* start SUPPLIED DATA *
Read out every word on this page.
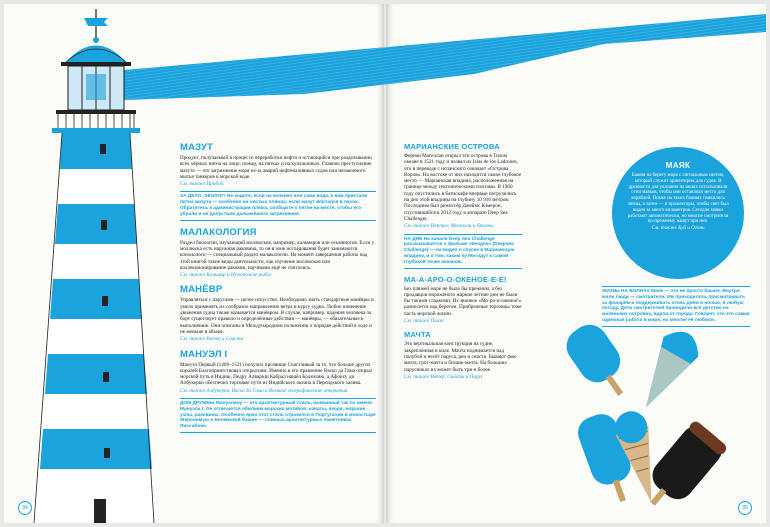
34
МАЗУТ
Продукт, получаемый в процессе переработки нефти и остающийся при разделывании всех чёрных пятна на лицо: пожар, на пятках и на купальниках. Главное преступление мазута — это загрязнение моря из-за аварий нефтеналивных судов или незаконного мытья танкеров в морской воде.
См. также Прибой
ЗА ДЕЛО, ЭКОЛОГ! Не ходите, если на коленях или сама вода, к вам пристали пятна мазута — особенно на чистых пляжах, если мазут впитался в песок. Обратитесь к администрации пляжа, сообщите о пятне на месте, чтобы его убрали и не допустили дальнейшего загрязнения.
МАЛАКОЛОГИЯ
Раздел биологии, изучающий моллюсков, например, кальмаров или осьминогов. Если у моллюска есть наружная раковина, то он в зоне исследования будет занимаются конхиологи — специальный раздел малакологии. На момент завершения работы над этой книгой такие виды деятельности, как изучение моллюсков или коллекционирование раковин, научными ещё не считались.
См. также Кальмар и Неуклюжие рыбы
МАНЁВР
Управляться с парусами — целое искусство. Необходимо знать стандартные манёвры и умело применять их сообразно направлению ветра и курсу судна. Любое изменение движения судна также называется манёвром. В случае, например, падения человека за борт существует правило и определённые действия — манёвры, — обязательные к выполнению. Они описаны в Международном положении о порядке действий в ходе и не меньше в абзаце.
См. также Ветер и Снасти
МАНУЭЛ I
Мануэл Первый (1469–1521) получил прозвище Счастливый за то, что больше других королей Благоприятствовал открытиям. Именно в его правление Васко да Гама открыл морской путь в Индию, Педру Алвариш Кабрал нашёл Бразилию, а Афонсу ди Албукерки обеспечил торговые пути из Индийского океана в Персидского залива.
См. также Албукерки, Васко да Гама и Великие географические открытия
ДОМ ДРУЖБЫ Мануэлину — это архитектурный стиль, названный так по имени Мануэла I. Он отличается обилием морских мотивов: канаты, якоря, морские узлы, раковины. Особенно ярко этот стиль отразился в Португалии в монастыре Жеронимуш и Белемской башне — главных архитектурных памятниках Лиссабона.
35
МАРИАНСКИЕ ОСТРОВА
Фернан Магеллан открыл эти острова в Тихом океане в 1521 году и назвал их Islas de los Ladrones, что в переводе с испанского означает «Острова Воров». На востоке от них находится самое глубокое место — Марианская впадина, расположенная на границе между тектоническими плитами. В 1960 году опустились в батискафе впервые погрузились на дно этой впадины на глубину 10 916 метров. Последним был режиссёр Джеймс Кэмерон, спустившийся в 2012 году в аппарате Deep Sea Challenger.
См. также Нептун; Магеллан и Океаны
НА ДНЕ На канале Deep Sea Challenge рассказывается о фильме «Бездна» (Deepsea Challenge) — на видео о спуске в Марианскую впадину, и о том, каким путём идут к самой глубокой точке океанов.
МА-А-АРО-О-ОКЕНОЕ-Е-Е!
Без пляжей море не было бы прежним, а без продавцов мороженого жаркие летние дни не были бы такими сладкими. Их звонкое «Мо-ро-о-оженое!» разносится над берегом. Прибрежные торговцы тоже часть морской жизни.
См. также Пляж
МАЧТА
Это вертикальная конструкция на судне, закреплённая в киле. Мачта поднимается над палубой и несёт паруса, реи и снасти. Бывают фок-мачта, грот-мачта и бизань-мачта. На больших парусниках их может быть три и более.
См. также Ветер, Снасти и Парус
ЖИЗНЬ НА ВОЛНАХ Маяк — это не просто башня. Внутри жили люди — смотрители. Им приходилось присматривать за фонарём и поддерживать огонь днём и ночью, в любую погоду. Дети смотрителей проводили всё детство на маленьких островах, вдали от города. Говорят, что это самая одинокая работа в мире, но многие её любили.
МАЯК
Башня на берегу моря с сигнальным светом, который служит ориентиром для судов. В древности для указания на мелях использовали огни маяков, чтобы они оставляли место для кораблей. Позже на таких башнях появились линзы, а затем — и прожекторы, чтобы свет был виден за много километров. Сегодня маяки работают автоматически, но многие смотрители по-прежнему живут при них.
См. также Буй и Огонь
* end SUPPLIED DATA *
**WORK TO DO:** Your task is to copy the entries in full and exactly, without any images.

**ANSWER TO THIS TASK:**
Read out every word on this page.
34
МАЗУТ
Продукт, получаемый в процессе переработки нефти и остающийся при разделывании всех чёрных пятна на лицо: пожар, на пятках и на купальниках. Главное преступление мазута — это загрязнение моря из-за аварий нефтеналивных судов или незаконного мытья танкеров в морской воде.
См. также Прибой
ЗА ДЕЛО, ЭКОЛОГ! Не ходите, если на коленях или сама вода, к вам пристали пятна мазута — особенно на чистых пляжах, если мазут впитался в песок. Обратитесь к администрации пляжа, сообщите о пятне на месте, чтобы его убрали и не допустили дальнейшего загрязнения.
МАЛАКОЛОГИЯ
Раздел биологии, изучающий моллюсков, например, кальмаров или осьминогов. Если у моллюска есть наружная раковина, то он в зоне исследования будет занимаются конхиологи — специальный раздел малакологии. На момент завершения работы над этой книгой такие виды деятельности, как изучение моллюсков или коллекционирование раковин, научными ещё не считались.
См. также Кальмар и Неуклюжие рыбы
МАНЁВР
Управляться с парусами — целое искусство. Необходимо знать стандартные манёвры и умело применять их сообразно направлению ветра и курсу судна. Любое изменение движения судна также называется манёвром. В случае, например, падения человека за борт существует правило и определённые действия — манёвры, — обязательные к выполнению. Они описаны в Международном положении о порядке действий в ходе и не меньше в абзаце.
См. также Ветер и Снасти
МАНУЭЛ I
Мануэл Первый (1469–1521) получил прозвище Счастливый за то, что больше других королей Благоприятствовал открытиям. Именно в его правление Васко да Гама открыл морской путь в Индию, Педру Алвариш Кабрал нашёл Бразилию, а Афонсу ди Албукерки обеспечил торговые пути из Индийского океана в Персидского залива.
См. также Албукерки, Васко да Гама и Великие географические открытия
ДОМ ДРУЖБЫ Мануэлину — это архитектурный стиль, названный так по имени Мануэла I. Он отличается обилием морских мотивов: канаты, якоря, морские узлы, раковины. Особенно ярко этот стиль отразился в Португалии в монастыре Жеронимуш и Белемской башне — главных архитектурных памятниках Лиссабона.
35
МАРИАНСКИЕ ОСТРОВА
Фернан Магеллан открыл эти острова в Тихом океане в 1521 году и назвал их Islas de los Ladrones, что в переводе с испанского означает «Острова Воров». На востоке от них находится самое глубокое место — Марианская впадина, расположенная на границе между тектоническими плитами. В 1960 году опустились в батискафе впервые погрузились на дно этой впадины на глубину 10 916 метров. Последним был режиссёр Джеймс Кэмерон, спустившийся в 2012 году в аппарате Deep Sea Challenger.
См. также Нептун; Магеллан и Океаны
НА ДНЕ На канале Deep Sea Challenge рассказывается о фильме «Бездна» (Deepsea Challenge) — на видео о спуске в Марианскую впадину, и о том, каким путём идут к самой глубокой точке океанов.
МА-А-АРО-О-ОКЕНОЕ-Е-Е!
Без пляжей море не было бы прежним, а без продавцов мороженого жаркие летние дни не были бы такими сладкими. Их звонкое «Мо-ро-о-оженое!» разносится над берегом. Прибрежные торговцы тоже часть морской жизни.
См. также Пляж
МАЧТА
Это вертикальная конструкция на судне, закреплённая в киле. Мачта поднимается над палубой и несёт паруса, реи и снасти. Бывают фок-мачта, грот-мачта и бизань-мачта. На больших парусниках их может быть три и более.
См. также Ветер, Снасти и Парус
ЖИЗНЬ НА ВОЛНАХ Маяк — это не просто башня. Внутри жили люди — смотрители. Им приходилось присматривать за фонарём и поддерживать огонь днём и ночью, в любую погоду. Дети смотрителей проводили всё детство на маленьких островах, вдали от города. Говорят, что это самая одинокая работа в мире, но многие её любили.
МАЯК
Башня на берегу моря с сигнальным светом, который служит ориентиром для судов. В древности для указания на мелях использовали огни маяков, чтобы они оставляли место для кораблей. Позже на таких башнях появились линзы, а затем — и прожекторы, чтобы свет был виден за много километров. Сегодня маяки работают автоматически, но многие смотрители по-прежнему живут при них.
См. также Буй и Огонь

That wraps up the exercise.